Data provided:
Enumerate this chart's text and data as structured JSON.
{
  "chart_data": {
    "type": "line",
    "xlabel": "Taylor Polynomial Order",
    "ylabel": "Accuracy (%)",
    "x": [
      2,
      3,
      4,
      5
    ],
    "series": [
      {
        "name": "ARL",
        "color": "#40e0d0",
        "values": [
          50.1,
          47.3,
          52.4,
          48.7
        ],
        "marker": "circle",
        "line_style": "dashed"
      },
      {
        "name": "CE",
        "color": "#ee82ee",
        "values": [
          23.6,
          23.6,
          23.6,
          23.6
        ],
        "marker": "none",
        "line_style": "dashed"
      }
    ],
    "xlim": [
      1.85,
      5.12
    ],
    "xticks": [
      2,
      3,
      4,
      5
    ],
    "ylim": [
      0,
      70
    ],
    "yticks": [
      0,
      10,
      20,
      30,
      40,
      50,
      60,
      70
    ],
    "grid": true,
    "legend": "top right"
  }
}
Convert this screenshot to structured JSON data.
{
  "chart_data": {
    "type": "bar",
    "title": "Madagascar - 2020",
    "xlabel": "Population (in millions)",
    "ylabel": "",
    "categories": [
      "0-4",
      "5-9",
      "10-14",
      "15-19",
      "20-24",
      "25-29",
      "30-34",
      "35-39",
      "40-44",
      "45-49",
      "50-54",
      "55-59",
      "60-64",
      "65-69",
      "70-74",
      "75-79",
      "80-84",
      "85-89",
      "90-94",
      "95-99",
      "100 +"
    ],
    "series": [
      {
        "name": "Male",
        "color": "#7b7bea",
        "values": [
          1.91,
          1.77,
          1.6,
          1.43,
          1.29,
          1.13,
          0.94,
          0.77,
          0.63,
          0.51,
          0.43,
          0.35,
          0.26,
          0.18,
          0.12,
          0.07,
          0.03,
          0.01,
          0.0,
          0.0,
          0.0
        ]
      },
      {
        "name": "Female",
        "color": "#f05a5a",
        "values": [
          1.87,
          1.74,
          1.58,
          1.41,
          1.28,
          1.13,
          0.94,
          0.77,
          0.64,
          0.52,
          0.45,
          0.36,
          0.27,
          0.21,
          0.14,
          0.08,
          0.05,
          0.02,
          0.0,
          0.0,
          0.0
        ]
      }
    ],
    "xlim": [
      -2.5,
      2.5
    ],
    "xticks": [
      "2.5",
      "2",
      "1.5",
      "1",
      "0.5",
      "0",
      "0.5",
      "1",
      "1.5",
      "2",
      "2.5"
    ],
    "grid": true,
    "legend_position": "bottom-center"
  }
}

Set task: Reproduce each entry exactly, leaving out nothing.

Response to this task:
Enumerate this chart's text and data as structured JSON.
{
  "chart_data": {
    "type": "line",
    "xlabel": "Taylor Polynomial Order",
    "ylabel": "Accuracy (%)",
    "x": [
      2,
      3,
      4,
      5
    ],
    "series": [
      {
        "name": "ARL",
        "color": "#40e0d0",
        "values": [
          50.1,
          47.3,
          52.4,
          48.7
        ],
        "marker": "circle",
        "line_style": "dashed"
      },
      {
        "name": "CE",
        "color": "#ee82ee",
        "values": [
          23.6,
          23.6,
          23.6,
          23.6
        ],
        "marker": "none",
        "line_style": "dashed"
      }
    ],
    "xlim": [
      1.85,
      5.12
    ],
    "xticks": [
      2,
      3,
      4,
      5
    ],
    "ylim": [
      0,
      70
    ],
    "yticks": [
      0,
      10,
      20,
      30,
      40,
      50,
      60,
      70
    ],
    "grid": true,
    "legend": "top right"
  }
}
Convert this screenshot to structured JSON data.
{
  "chart_data": {
    "type": "bar",
    "title": "Madagascar - 2020",
    "xlabel": "Population (in millions)",
    "ylabel": "",
    "categories": [
      "0-4",
      "5-9",
      "10-14",
      "15-19",
      "20-24",
      "25-29",
      "30-34",
      "35-39",
      "40-44",
      "45-49",
      "50-54",
      "55-59",
      "60-64",
      "65-69",
      "70-74",
      "75-79",
      "80-84",
      "85-89",
      "90-94",
      "95-99",
      "100 +"
    ],
    "series": [
      {
        "name": "Male",
        "color": "#7b7bea",
        "values": [
          1.91,
          1.77,
          1.6,
          1.43,
          1.29,
          1.13,
          0.94,
          0.77,
          0.63,
          0.51,
          0.43,
          0.35,
          0.26,
          0.18,
          0.12,
          0.07,
          0.03,
          0.01,
          0.0,
          0.0,
          0.0
        ]
      },
      {
        "name": "Female",
        "color": "#f05a5a",
        "values": [
          1.87,
          1.74,
          1.58,
          1.41,
          1.28,
          1.13,
          0.94,
          0.77,
          0.64,
          0.52,
          0.45,
          0.36,
          0.27,
          0.21,
          0.14,
          0.08,
          0.05,
          0.02,
          0.0,
          0.0,
          0.0
        ]
      }
    ],
    "xlim": [
      -2.5,
      2.5
    ],
    "xticks": [
      "2.5",
      "2",
      "1.5",
      "1",
      "0.5",
      "0",
      "0.5",
      "1",
      "1.5",
      "2",
      "2.5"
    ],
    "grid": true,
    "legend_position": "bottom-center"
  }
}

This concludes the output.